- [Work instructions]
Copy all the entries word for word, but omit the pictures.

Entries from a visual dataset:
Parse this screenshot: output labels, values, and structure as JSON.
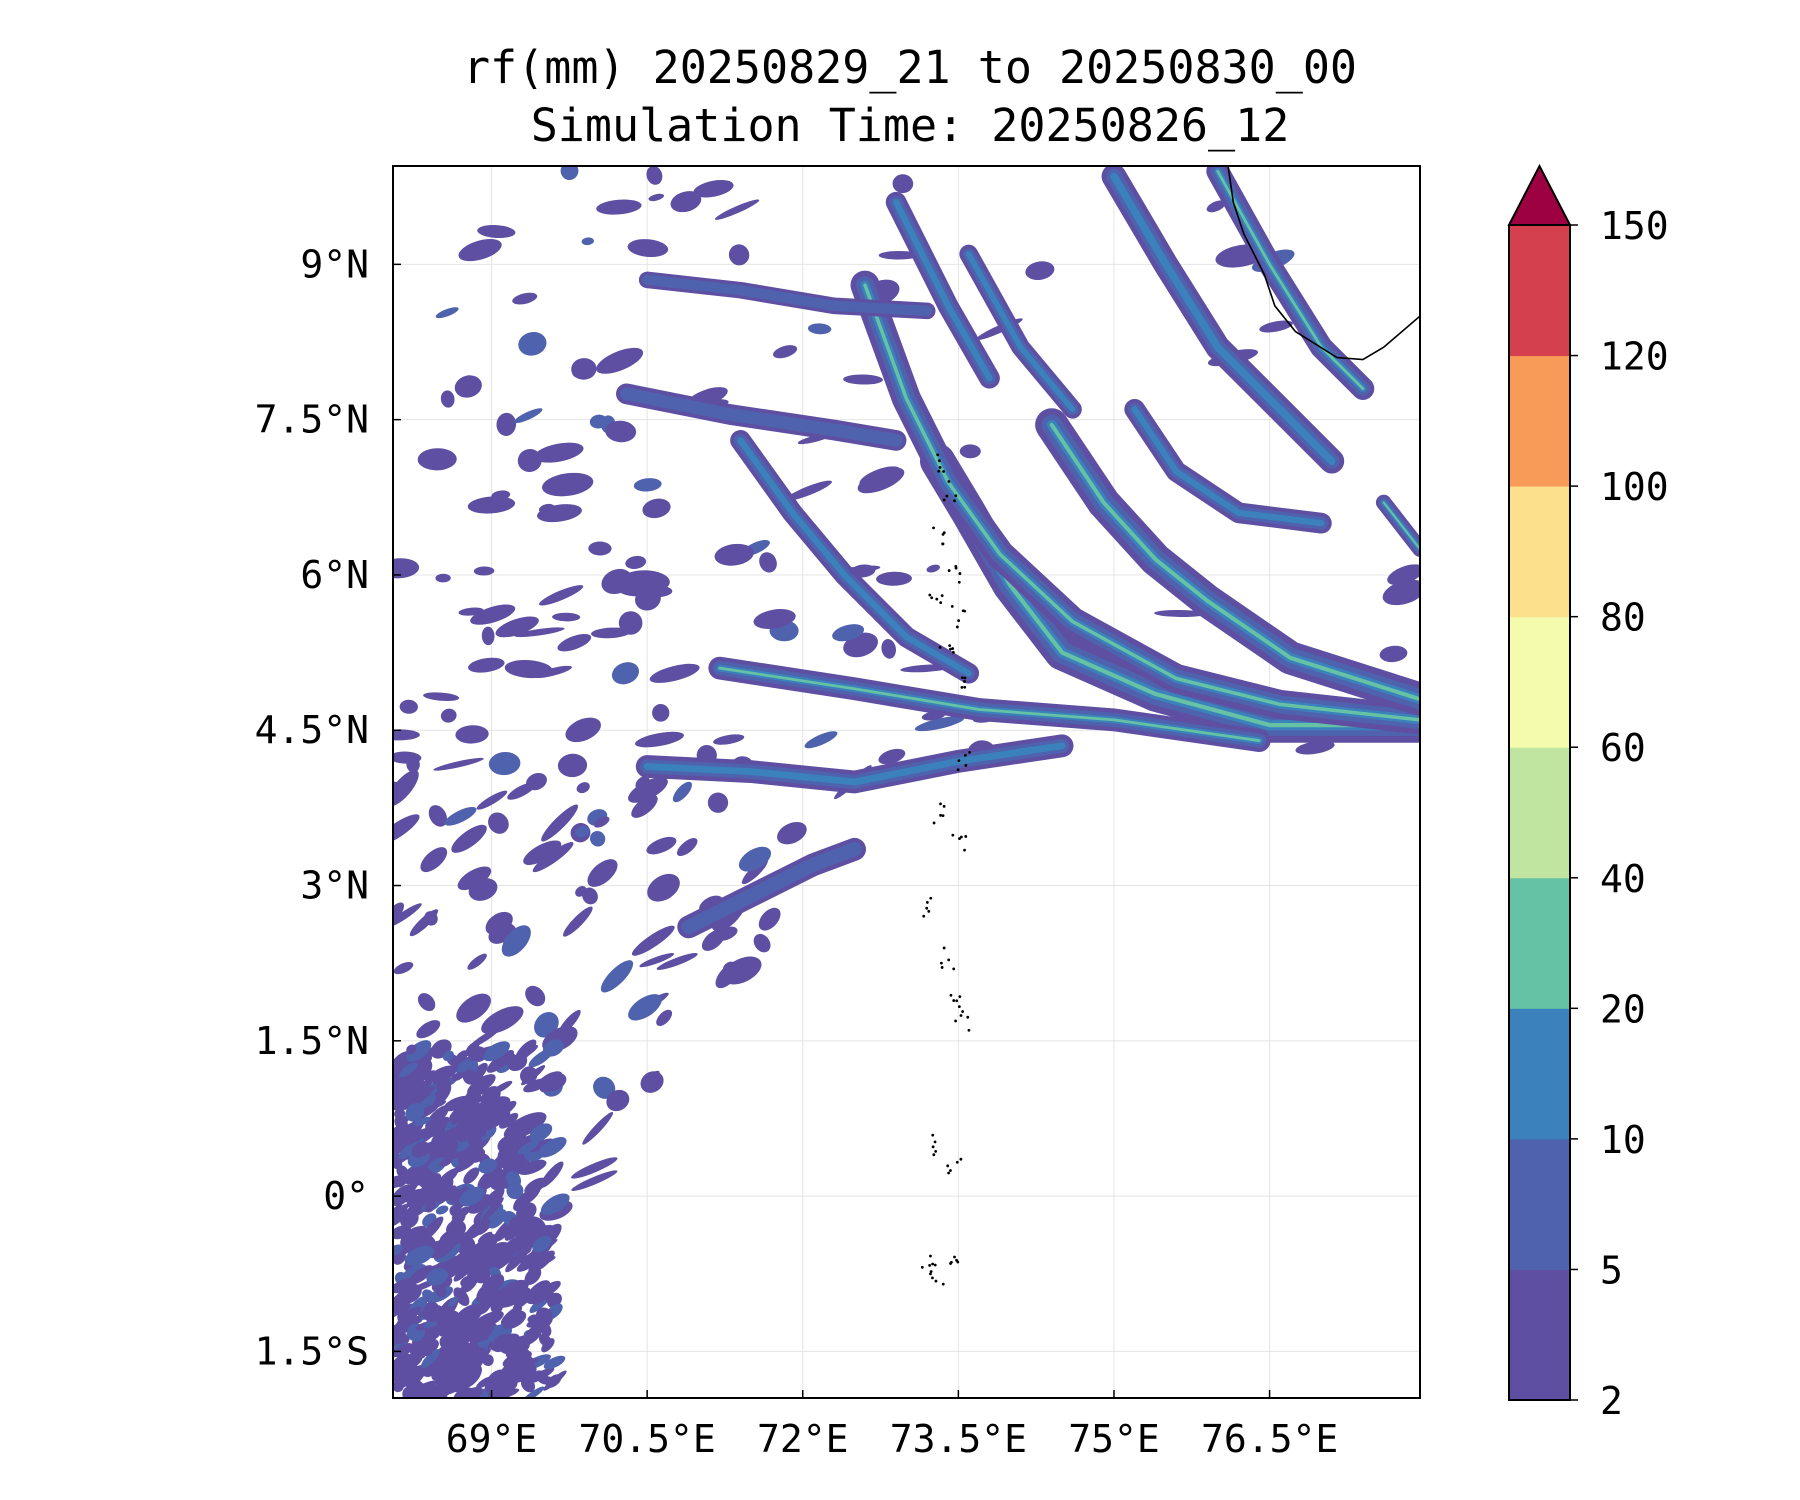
{
  "title": "rf(mm) 20250829_21 to 20250830_00",
  "subtitle": "Simulation Time: 20250826_12",
  "chart_data": {
    "type": "heatmap",
    "variable": "rf(mm)",
    "valid_period": "20250829_21 to 20250830_00",
    "simulation_time": "20250826_12",
    "xlim": [
      68.05,
      77.95
    ],
    "ylim": [
      -1.95,
      9.95
    ],
    "x_ticks": [
      69,
      70.5,
      72,
      73.5,
      75,
      76.5
    ],
    "x_tick_labels": [
      "69°E",
      "70.5°E",
      "72°E",
      "73.5°E",
      "75°E",
      "76.5°E"
    ],
    "y_ticks": [
      -1.5,
      0,
      1.5,
      3,
      4.5,
      6,
      7.5,
      9
    ],
    "y_tick_labels": [
      "1.5°S",
      "0°",
      "1.5°N",
      "3°N",
      "4.5°N",
      "6°N",
      "7.5°N",
      "9°N"
    ],
    "grid": true,
    "colorbar": {
      "levels": [
        2,
        5,
        10,
        20,
        40,
        60,
        80,
        100,
        120,
        150
      ],
      "level_labels": [
        "2",
        "5",
        "10",
        "20",
        "40",
        "60",
        "80",
        "100",
        "120",
        "150"
      ],
      "colors": [
        "#5e4fa2",
        "#4f62ad",
        "#3b82bd",
        "#66c2a5",
        "#bfe5a0",
        "#f4fbad",
        "#fde08b",
        "#f99b58",
        "#d5404f"
      ],
      "extend_max_color": "#9e0142",
      "extend": "max",
      "position": "right"
    },
    "coastline_color": "#000000",
    "precip_features": [
      {
        "name": "band-a",
        "path": [
          [
            73.3,
            7.1
          ],
          [
            73.6,
            6.6
          ],
          [
            74.0,
            5.9
          ],
          [
            74.5,
            5.25
          ],
          [
            75.4,
            4.85
          ],
          [
            76.5,
            4.55
          ],
          [
            77.95,
            4.55
          ]
        ],
        "width": 0.34,
        "peak": 20
      },
      {
        "name": "band-b",
        "path": [
          [
            72.6,
            8.8
          ],
          [
            73.0,
            7.7
          ],
          [
            73.4,
            6.9
          ],
          [
            73.9,
            6.2
          ],
          [
            74.6,
            5.55
          ],
          [
            75.6,
            5.0
          ],
          [
            76.6,
            4.75
          ],
          [
            77.95,
            4.6
          ]
        ],
        "width": 0.28,
        "peak": 20
      },
      {
        "name": "band-c",
        "path": [
          [
            74.4,
            7.45
          ],
          [
            74.9,
            6.7
          ],
          [
            75.4,
            6.15
          ],
          [
            75.9,
            5.75
          ],
          [
            76.7,
            5.2
          ],
          [
            77.95,
            4.8
          ]
        ],
        "width": 0.32,
        "peak": 40
      },
      {
        "name": "band-d",
        "path": [
          [
            73.6,
            9.1
          ],
          [
            74.1,
            8.2
          ],
          [
            74.6,
            7.6
          ]
        ],
        "width": 0.18,
        "peak": 10
      },
      {
        "name": "band-e",
        "path": [
          [
            72.9,
            9.6
          ],
          [
            73.4,
            8.6
          ],
          [
            73.8,
            7.9
          ]
        ],
        "width": 0.2,
        "peak": 10
      },
      {
        "name": "band-f",
        "path": [
          [
            75.0,
            9.85
          ],
          [
            75.5,
            9.0
          ],
          [
            76.0,
            8.2
          ],
          [
            76.6,
            7.6
          ],
          [
            77.1,
            7.1
          ]
        ],
        "width": 0.24,
        "peak": 10
      },
      {
        "name": "band-g",
        "path": [
          [
            76.0,
            9.9
          ],
          [
            76.5,
            9.0
          ],
          [
            77.0,
            8.2
          ],
          [
            77.4,
            7.8
          ]
        ],
        "width": 0.22,
        "peak": 20
      },
      {
        "name": "band-h",
        "path": [
          [
            75.2,
            7.6
          ],
          [
            75.6,
            7.0
          ],
          [
            76.2,
            6.6
          ],
          [
            77.0,
            6.5
          ]
        ],
        "width": 0.2,
        "peak": 10
      },
      {
        "name": "band-i",
        "path": [
          [
            71.2,
            5.1
          ],
          [
            72.5,
            4.9
          ],
          [
            73.7,
            4.7
          ],
          [
            75.0,
            4.6
          ],
          [
            76.4,
            4.4
          ]
        ],
        "width": 0.22,
        "peak": 40
      },
      {
        "name": "band-j",
        "path": [
          [
            70.5,
            4.15
          ],
          [
            71.5,
            4.1
          ],
          [
            72.5,
            4.0
          ],
          [
            73.5,
            4.2
          ],
          [
            74.5,
            4.35
          ]
        ],
        "width": 0.22,
        "peak": 10
      },
      {
        "name": "band-k",
        "path": [
          [
            71.4,
            7.3
          ],
          [
            71.9,
            6.6
          ],
          [
            72.4,
            6.0
          ],
          [
            73.0,
            5.4
          ],
          [
            73.6,
            5.05
          ]
        ],
        "width": 0.2,
        "peak": 10
      },
      {
        "name": "band-l",
        "path": [
          [
            70.9,
            2.6
          ],
          [
            71.5,
            2.9
          ],
          [
            72.1,
            3.2
          ],
          [
            72.5,
            3.35
          ]
        ],
        "width": 0.22,
        "peak": 5
      },
      {
        "name": "band-m",
        "path": [
          [
            70.3,
            7.75
          ],
          [
            71.3,
            7.55
          ],
          [
            72.3,
            7.4
          ],
          [
            72.9,
            7.3
          ]
        ],
        "width": 0.2,
        "peak": 5
      },
      {
        "name": "band-n",
        "path": [
          [
            70.5,
            8.85
          ],
          [
            71.4,
            8.75
          ],
          [
            72.3,
            8.6
          ],
          [
            73.2,
            8.55
          ]
        ],
        "width": 0.16,
        "peak": 5
      },
      {
        "name": "band-o",
        "path": [
          [
            77.6,
            6.7
          ],
          [
            77.95,
            6.25
          ]
        ],
        "width": 0.15,
        "peak": 20
      }
    ]
  }
}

- [Solution to the problem]
Parse this screenshot: output labels, values, and structure as JSON.
{
  "title": "rf(mm) 20250829_21 to 20250830_00",
  "subtitle": "Simulation Time: 20250826_12",
  "chart_data": {
    "type": "heatmap",
    "variable": "rf(mm)",
    "valid_period": "20250829_21 to 20250830_00",
    "simulation_time": "20250826_12",
    "xlim": [
      68.05,
      77.95
    ],
    "ylim": [
      -1.95,
      9.95
    ],
    "x_ticks": [
      69,
      70.5,
      72,
      73.5,
      75,
      76.5
    ],
    "x_tick_labels": [
      "69°E",
      "70.5°E",
      "72°E",
      "73.5°E",
      "75°E",
      "76.5°E"
    ],
    "y_ticks": [
      -1.5,
      0,
      1.5,
      3,
      4.5,
      6,
      7.5,
      9
    ],
    "y_tick_labels": [
      "1.5°S",
      "0°",
      "1.5°N",
      "3°N",
      "4.5°N",
      "6°N",
      "7.5°N",
      "9°N"
    ],
    "grid": true,
    "colorbar": {
      "levels": [
        2,
        5,
        10,
        20,
        40,
        60,
        80,
        100,
        120,
        150
      ],
      "level_labels": [
        "2",
        "5",
        "10",
        "20",
        "40",
        "60",
        "80",
        "100",
        "120",
        "150"
      ],
      "colors": [
        "#5e4fa2",
        "#4f62ad",
        "#3b82bd",
        "#66c2a5",
        "#bfe5a0",
        "#f4fbad",
        "#fde08b",
        "#f99b58",
        "#d5404f"
      ],
      "extend_max_color": "#9e0142",
      "extend": "max",
      "position": "right"
    },
    "coastline_color": "#000000",
    "precip_features": [
      {
        "name": "band-a",
        "path": [
          [
            73.3,
            7.1
          ],
          [
            73.6,
            6.6
          ],
          [
            74.0,
            5.9
          ],
          [
            74.5,
            5.25
          ],
          [
            75.4,
            4.85
          ],
          [
            76.5,
            4.55
          ],
          [
            77.95,
            4.55
          ]
        ],
        "width": 0.34,
        "peak": 20
      },
      {
        "name": "band-b",
        "path": [
          [
            72.6,
            8.8
          ],
          [
            73.0,
            7.7
          ],
          [
            73.4,
            6.9
          ],
          [
            73.9,
            6.2
          ],
          [
            74.6,
            5.55
          ],
          [
            75.6,
            5.0
          ],
          [
            76.6,
            4.75
          ],
          [
            77.95,
            4.6
          ]
        ],
        "width": 0.28,
        "peak": 20
      },
      {
        "name": "band-c",
        "path": [
          [
            74.4,
            7.45
          ],
          [
            74.9,
            6.7
          ],
          [
            75.4,
            6.15
          ],
          [
            75.9,
            5.75
          ],
          [
            76.7,
            5.2
          ],
          [
            77.95,
            4.8
          ]
        ],
        "width": 0.32,
        "peak": 40
      },
      {
        "name": "band-d",
        "path": [
          [
            73.6,
            9.1
          ],
          [
            74.1,
            8.2
          ],
          [
            74.6,
            7.6
          ]
        ],
        "width": 0.18,
        "peak": 10
      },
      {
        "name": "band-e",
        "path": [
          [
            72.9,
            9.6
          ],
          [
            73.4,
            8.6
          ],
          [
            73.8,
            7.9
          ]
        ],
        "width": 0.2,
        "peak": 10
      },
      {
        "name": "band-f",
        "path": [
          [
            75.0,
            9.85
          ],
          [
            75.5,
            9.0
          ],
          [
            76.0,
            8.2
          ],
          [
            76.6,
            7.6
          ],
          [
            77.1,
            7.1
          ]
        ],
        "width": 0.24,
        "peak": 10
      },
      {
        "name": "band-g",
        "path": [
          [
            76.0,
            9.9
          ],
          [
            76.5,
            9.0
          ],
          [
            77.0,
            8.2
          ],
          [
            77.4,
            7.8
          ]
        ],
        "width": 0.22,
        "peak": 20
      },
      {
        "name": "band-h",
        "path": [
          [
            75.2,
            7.6
          ],
          [
            75.6,
            7.0
          ],
          [
            76.2,
            6.6
          ],
          [
            77.0,
            6.5
          ]
        ],
        "width": 0.2,
        "peak": 10
      },
      {
        "name": "band-i",
        "path": [
          [
            71.2,
            5.1
          ],
          [
            72.5,
            4.9
          ],
          [
            73.7,
            4.7
          ],
          [
            75.0,
            4.6
          ],
          [
            76.4,
            4.4
          ]
        ],
        "width": 0.22,
        "peak": 40
      },
      {
        "name": "band-j",
        "path": [
          [
            70.5,
            4.15
          ],
          [
            71.5,
            4.1
          ],
          [
            72.5,
            4.0
          ],
          [
            73.5,
            4.2
          ],
          [
            74.5,
            4.35
          ]
        ],
        "width": 0.22,
        "peak": 10
      },
      {
        "name": "band-k",
        "path": [
          [
            71.4,
            7.3
          ],
          [
            71.9,
            6.6
          ],
          [
            72.4,
            6.0
          ],
          [
            73.0,
            5.4
          ],
          [
            73.6,
            5.05
          ]
        ],
        "width": 0.2,
        "peak": 10
      },
      {
        "name": "band-l",
        "path": [
          [
            70.9,
            2.6
          ],
          [
            71.5,
            2.9
          ],
          [
            72.1,
            3.2
          ],
          [
            72.5,
            3.35
          ]
        ],
        "width": 0.22,
        "peak": 5
      },
      {
        "name": "band-m",
        "path": [
          [
            70.3,
            7.75
          ],
          [
            71.3,
            7.55
          ],
          [
            72.3,
            7.4
          ],
          [
            72.9,
            7.3
          ]
        ],
        "width": 0.2,
        "peak": 5
      },
      {
        "name": "band-n",
        "path": [
          [
            70.5,
            8.85
          ],
          [
            71.4,
            8.75
          ],
          [
            72.3,
            8.6
          ],
          [
            73.2,
            8.55
          ]
        ],
        "width": 0.16,
        "peak": 5
      },
      {
        "name": "band-o",
        "path": [
          [
            77.6,
            6.7
          ],
          [
            77.95,
            6.25
          ]
        ],
        "width": 0.15,
        "peak": 20
      }
    ]
  }
}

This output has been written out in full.